• PROBLEM REQUIREMENTS
Where a line in the listing contains the string "adinross", copy that line out.

>>>>

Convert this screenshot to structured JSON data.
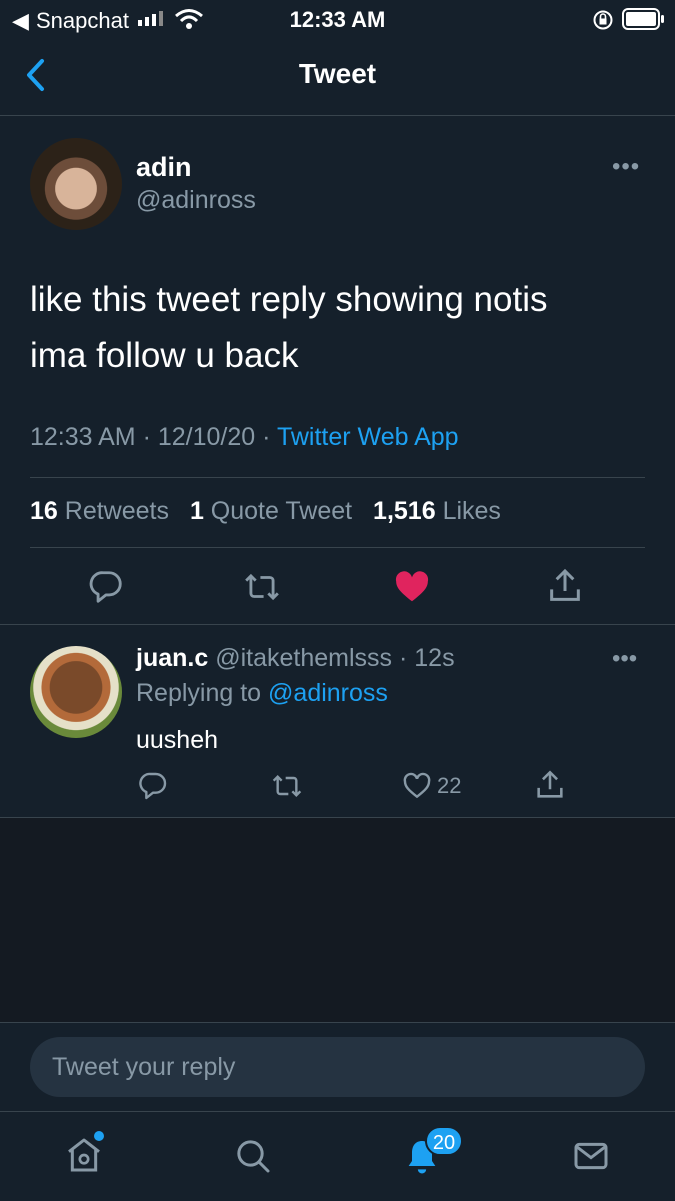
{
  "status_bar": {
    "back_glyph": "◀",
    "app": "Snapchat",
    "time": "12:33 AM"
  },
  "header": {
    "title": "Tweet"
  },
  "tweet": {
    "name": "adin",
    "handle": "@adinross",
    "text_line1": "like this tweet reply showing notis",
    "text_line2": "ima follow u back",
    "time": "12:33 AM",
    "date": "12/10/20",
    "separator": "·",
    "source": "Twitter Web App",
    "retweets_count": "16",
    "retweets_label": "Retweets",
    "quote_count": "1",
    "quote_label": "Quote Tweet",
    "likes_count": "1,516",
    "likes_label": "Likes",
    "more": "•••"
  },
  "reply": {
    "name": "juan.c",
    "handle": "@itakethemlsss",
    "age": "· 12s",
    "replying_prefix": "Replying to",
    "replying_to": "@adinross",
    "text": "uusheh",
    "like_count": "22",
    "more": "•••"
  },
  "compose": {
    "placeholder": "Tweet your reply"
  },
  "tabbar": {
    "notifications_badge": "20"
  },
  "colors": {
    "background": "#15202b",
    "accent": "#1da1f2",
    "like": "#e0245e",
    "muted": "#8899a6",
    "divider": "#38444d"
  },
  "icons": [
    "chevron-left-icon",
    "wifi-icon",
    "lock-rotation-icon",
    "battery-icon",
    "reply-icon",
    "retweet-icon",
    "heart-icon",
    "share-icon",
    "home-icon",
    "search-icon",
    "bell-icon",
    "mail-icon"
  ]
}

<<<<

• FINISHED EXERCISE
    "handle": "@adinross",
    "replying_to": "@adinross",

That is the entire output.